Chart and figure data
_ _ _ _

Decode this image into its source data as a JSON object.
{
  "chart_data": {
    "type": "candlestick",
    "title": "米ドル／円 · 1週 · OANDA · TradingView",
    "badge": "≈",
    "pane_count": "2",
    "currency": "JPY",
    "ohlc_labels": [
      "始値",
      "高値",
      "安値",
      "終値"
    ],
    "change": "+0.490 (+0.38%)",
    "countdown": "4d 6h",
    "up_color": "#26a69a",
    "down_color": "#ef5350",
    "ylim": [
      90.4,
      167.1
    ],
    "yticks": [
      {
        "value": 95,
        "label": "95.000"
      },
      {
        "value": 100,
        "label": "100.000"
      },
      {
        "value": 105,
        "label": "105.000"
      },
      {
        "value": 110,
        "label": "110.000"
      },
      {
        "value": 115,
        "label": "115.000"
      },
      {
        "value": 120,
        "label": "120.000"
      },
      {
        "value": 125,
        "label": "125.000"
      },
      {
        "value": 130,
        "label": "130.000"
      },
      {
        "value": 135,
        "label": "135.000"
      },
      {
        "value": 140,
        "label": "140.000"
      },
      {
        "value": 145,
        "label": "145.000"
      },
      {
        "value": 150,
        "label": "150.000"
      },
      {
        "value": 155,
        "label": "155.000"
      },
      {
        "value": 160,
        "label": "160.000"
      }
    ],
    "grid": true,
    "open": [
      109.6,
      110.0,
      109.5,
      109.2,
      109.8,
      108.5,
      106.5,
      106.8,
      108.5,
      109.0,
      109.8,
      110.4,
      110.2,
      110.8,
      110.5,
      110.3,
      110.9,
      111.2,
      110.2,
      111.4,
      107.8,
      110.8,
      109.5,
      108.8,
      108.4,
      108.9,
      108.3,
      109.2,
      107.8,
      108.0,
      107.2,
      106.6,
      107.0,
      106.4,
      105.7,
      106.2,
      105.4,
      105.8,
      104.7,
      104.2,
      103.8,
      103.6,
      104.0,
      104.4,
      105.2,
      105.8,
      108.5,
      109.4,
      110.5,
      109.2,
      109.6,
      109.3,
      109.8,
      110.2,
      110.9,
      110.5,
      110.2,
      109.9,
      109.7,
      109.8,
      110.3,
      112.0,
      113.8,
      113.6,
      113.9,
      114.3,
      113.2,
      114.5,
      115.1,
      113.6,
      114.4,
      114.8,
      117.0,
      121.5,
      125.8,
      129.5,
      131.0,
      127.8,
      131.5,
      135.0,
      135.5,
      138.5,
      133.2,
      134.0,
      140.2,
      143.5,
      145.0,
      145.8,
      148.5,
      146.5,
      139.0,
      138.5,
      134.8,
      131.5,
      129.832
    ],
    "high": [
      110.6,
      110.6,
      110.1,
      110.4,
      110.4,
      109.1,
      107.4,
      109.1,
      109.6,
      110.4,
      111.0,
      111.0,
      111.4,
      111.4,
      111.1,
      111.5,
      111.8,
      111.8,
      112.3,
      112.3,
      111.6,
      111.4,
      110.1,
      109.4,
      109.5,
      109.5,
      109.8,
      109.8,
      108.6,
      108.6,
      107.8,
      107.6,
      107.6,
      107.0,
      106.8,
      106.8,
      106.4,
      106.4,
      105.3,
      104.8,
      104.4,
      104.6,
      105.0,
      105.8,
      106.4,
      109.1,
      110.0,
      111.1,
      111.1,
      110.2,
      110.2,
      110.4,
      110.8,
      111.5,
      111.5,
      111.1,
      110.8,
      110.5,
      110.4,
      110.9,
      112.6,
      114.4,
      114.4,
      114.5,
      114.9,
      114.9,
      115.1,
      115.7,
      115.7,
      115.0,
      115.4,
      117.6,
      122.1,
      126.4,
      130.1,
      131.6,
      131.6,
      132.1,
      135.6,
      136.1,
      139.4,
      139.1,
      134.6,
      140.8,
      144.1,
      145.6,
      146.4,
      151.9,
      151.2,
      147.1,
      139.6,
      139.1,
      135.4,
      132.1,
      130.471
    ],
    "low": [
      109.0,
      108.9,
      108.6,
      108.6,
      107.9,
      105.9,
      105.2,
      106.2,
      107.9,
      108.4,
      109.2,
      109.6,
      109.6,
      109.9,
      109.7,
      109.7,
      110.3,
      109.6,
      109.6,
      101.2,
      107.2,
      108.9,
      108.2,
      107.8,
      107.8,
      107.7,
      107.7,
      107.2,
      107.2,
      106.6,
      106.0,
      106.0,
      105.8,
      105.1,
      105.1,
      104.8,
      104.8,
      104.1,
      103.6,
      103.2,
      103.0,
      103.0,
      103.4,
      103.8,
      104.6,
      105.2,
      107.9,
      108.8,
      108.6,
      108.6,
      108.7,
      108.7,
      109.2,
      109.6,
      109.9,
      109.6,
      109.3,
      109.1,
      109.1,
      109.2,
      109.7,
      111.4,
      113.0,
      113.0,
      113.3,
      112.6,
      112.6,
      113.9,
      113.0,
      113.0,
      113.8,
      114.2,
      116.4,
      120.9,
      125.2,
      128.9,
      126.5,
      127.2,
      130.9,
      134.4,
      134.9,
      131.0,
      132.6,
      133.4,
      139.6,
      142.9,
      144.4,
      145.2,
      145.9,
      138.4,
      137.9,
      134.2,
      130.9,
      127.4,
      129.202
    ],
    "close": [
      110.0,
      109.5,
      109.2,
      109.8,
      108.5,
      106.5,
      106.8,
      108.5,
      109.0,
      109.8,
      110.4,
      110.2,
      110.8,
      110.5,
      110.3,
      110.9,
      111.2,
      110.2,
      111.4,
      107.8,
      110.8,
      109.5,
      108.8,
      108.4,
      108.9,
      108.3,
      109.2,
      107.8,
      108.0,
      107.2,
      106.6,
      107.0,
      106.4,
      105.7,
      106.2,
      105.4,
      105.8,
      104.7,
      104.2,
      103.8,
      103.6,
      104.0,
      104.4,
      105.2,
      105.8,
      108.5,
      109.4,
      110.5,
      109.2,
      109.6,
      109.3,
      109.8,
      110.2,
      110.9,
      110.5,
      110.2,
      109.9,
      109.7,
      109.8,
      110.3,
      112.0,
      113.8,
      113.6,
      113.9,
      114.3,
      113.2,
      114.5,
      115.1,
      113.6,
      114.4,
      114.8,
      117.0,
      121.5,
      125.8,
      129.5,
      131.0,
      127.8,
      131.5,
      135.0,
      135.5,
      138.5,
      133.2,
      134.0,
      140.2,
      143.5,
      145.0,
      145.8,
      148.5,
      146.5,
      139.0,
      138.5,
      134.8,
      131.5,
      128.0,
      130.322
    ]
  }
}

_ _ _ _

WHAT IS EXPECTED:
Go through the records and print each one exactly.

WRITTEN SOLUTION:
Decode this image into its source data as a JSON object.
{
  "chart_data": {
    "type": "candlestick",
    "title": "米ドル／円 · 1週 · OANDA · TradingView",
    "badge": "≈",
    "pane_count": "2",
    "currency": "JPY",
    "ohlc_labels": [
      "始値",
      "高値",
      "安値",
      "終値"
    ],
    "change": "+0.490 (+0.38%)",
    "countdown": "4d 6h",
    "up_color": "#26a69a",
    "down_color": "#ef5350",
    "ylim": [
      90.4,
      167.1
    ],
    "yticks": [
      {
        "value": 95,
        "label": "95.000"
      },
      {
        "value": 100,
        "label": "100.000"
      },
      {
        "value": 105,
        "label": "105.000"
      },
      {
        "value": 110,
        "label": "110.000"
      },
      {
        "value": 115,
        "label": "115.000"
      },
      {
        "value": 120,
        "label": "120.000"
      },
      {
        "value": 125,
        "label": "125.000"
      },
      {
        "value": 130,
        "label": "130.000"
      },
      {
        "value": 135,
        "label": "135.000"
      },
      {
        "value": 140,
        "label": "140.000"
      },
      {
        "value": 145,
        "label": "145.000"
      },
      {
        "value": 150,
        "label": "150.000"
      },
      {
        "value": 155,
        "label": "155.000"
      },
      {
        "value": 160,
        "label": "160.000"
      }
    ],
    "grid": true,
    "open": [
      109.6,
      110.0,
      109.5,
      109.2,
      109.8,
      108.5,
      106.5,
      106.8,
      108.5,
      109.0,
      109.8,
      110.4,
      110.2,
      110.8,
      110.5,
      110.3,
      110.9,
      111.2,
      110.2,
      111.4,
      107.8,
      110.8,
      109.5,
      108.8,
      108.4,
      108.9,
      108.3,
      109.2,
      107.8,
      108.0,
      107.2,
      106.6,
      107.0,
      106.4,
      105.7,
      106.2,
      105.4,
      105.8,
      104.7,
      104.2,
      103.8,
      103.6,
      104.0,
      104.4,
      105.2,
      105.8,
      108.5,
      109.4,
      110.5,
      109.2,
      109.6,
      109.3,
      109.8,
      110.2,
      110.9,
      110.5,
      110.2,
      109.9,
      109.7,
      109.8,
      110.3,
      112.0,
      113.8,
      113.6,
      113.9,
      114.3,
      113.2,
      114.5,
      115.1,
      113.6,
      114.4,
      114.8,
      117.0,
      121.5,
      125.8,
      129.5,
      131.0,
      127.8,
      131.5,
      135.0,
      135.5,
      138.5,
      133.2,
      134.0,
      140.2,
      143.5,
      145.0,
      145.8,
      148.5,
      146.5,
      139.0,
      138.5,
      134.8,
      131.5,
      129.832
    ],
    "high": [
      110.6,
      110.6,
      110.1,
      110.4,
      110.4,
      109.1,
      107.4,
      109.1,
      109.6,
      110.4,
      111.0,
      111.0,
      111.4,
      111.4,
      111.1,
      111.5,
      111.8,
      111.8,
      112.3,
      112.3,
      111.6,
      111.4,
      110.1,
      109.4,
      109.5,
      109.5,
      109.8,
      109.8,
      108.6,
      108.6,
      107.8,
      107.6,
      107.6,
      107.0,
      106.8,
      106.8,
      106.4,
      106.4,
      105.3,
      104.8,
      104.4,
      104.6,
      105.0,
      105.8,
      106.4,
      109.1,
      110.0,
      111.1,
      111.1,
      110.2,
      110.2,
      110.4,
      110.8,
      111.5,
      111.5,
      111.1,
      110.8,
      110.5,
      110.4,
      110.9,
      112.6,
      114.4,
      114.4,
      114.5,
      114.9,
      114.9,
      115.1,
      115.7,
      115.7,
      115.0,
      115.4,
      117.6,
      122.1,
      126.4,
      130.1,
      131.6,
      131.6,
      132.1,
      135.6,
      136.1,
      139.4,
      139.1,
      134.6,
      140.8,
      144.1,
      145.6,
      146.4,
      151.9,
      151.2,
      147.1,
      139.6,
      139.1,
      135.4,
      132.1,
      130.471
    ],
    "low": [
      109.0,
      108.9,
      108.6,
      108.6,
      107.9,
      105.9,
      105.2,
      106.2,
      107.9,
      108.4,
      109.2,
      109.6,
      109.6,
      109.9,
      109.7,
      109.7,
      110.3,
      109.6,
      109.6,
      101.2,
      107.2,
      108.9,
      108.2,
      107.8,
      107.8,
      107.7,
      107.7,
      107.2,
      107.2,
      106.6,
      106.0,
      106.0,
      105.8,
      105.1,
      105.1,
      104.8,
      104.8,
      104.1,
      103.6,
      103.2,
      103.0,
      103.0,
      103.4,
      103.8,
      104.6,
      105.2,
      107.9,
      108.8,
      108.6,
      108.6,
      108.7,
      108.7,
      109.2,
      109.6,
      109.9,
      109.6,
      109.3,
      109.1,
      109.1,
      109.2,
      109.7,
      111.4,
      113.0,
      113.0,
      113.3,
      112.6,
      112.6,
      113.9,
      113.0,
      113.0,
      113.8,
      114.2,
      116.4,
      120.9,
      125.2,
      128.9,
      126.5,
      127.2,
      130.9,
      134.4,
      134.9,
      131.0,
      132.6,
      133.4,
      139.6,
      142.9,
      144.4,
      145.2,
      145.9,
      138.4,
      137.9,
      134.2,
      130.9,
      127.4,
      129.202
    ],
    "close": [
      110.0,
      109.5,
      109.2,
      109.8,
      108.5,
      106.5,
      106.8,
      108.5,
      109.0,
      109.8,
      110.4,
      110.2,
      110.8,
      110.5,
      110.3,
      110.9,
      111.2,
      110.2,
      111.4,
      107.8,
      110.8,
      109.5,
      108.8,
      108.4,
      108.9,
      108.3,
      109.2,
      107.8,
      108.0,
      107.2,
      106.6,
      107.0,
      106.4,
      105.7,
      106.2,
      105.4,
      105.8,
      104.7,
      104.2,
      103.8,
      103.6,
      104.0,
      104.4,
      105.2,
      105.8,
      108.5,
      109.4,
      110.5,
      109.2,
      109.6,
      109.3,
      109.8,
      110.2,
      110.9,
      110.5,
      110.2,
      109.9,
      109.7,
      109.8,
      110.3,
      112.0,
      113.8,
      113.6,
      113.9,
      114.3,
      113.2,
      114.5,
      115.1,
      113.6,
      114.4,
      114.8,
      117.0,
      121.5,
      125.8,
      129.5,
      131.0,
      127.8,
      131.5,
      135.0,
      135.5,
      138.5,
      133.2,
      134.0,
      140.2,
      143.5,
      145.0,
      145.8,
      148.5,
      146.5,
      139.0,
      138.5,
      134.8,
      131.5,
      128.0,
      130.322
    ]
  }
}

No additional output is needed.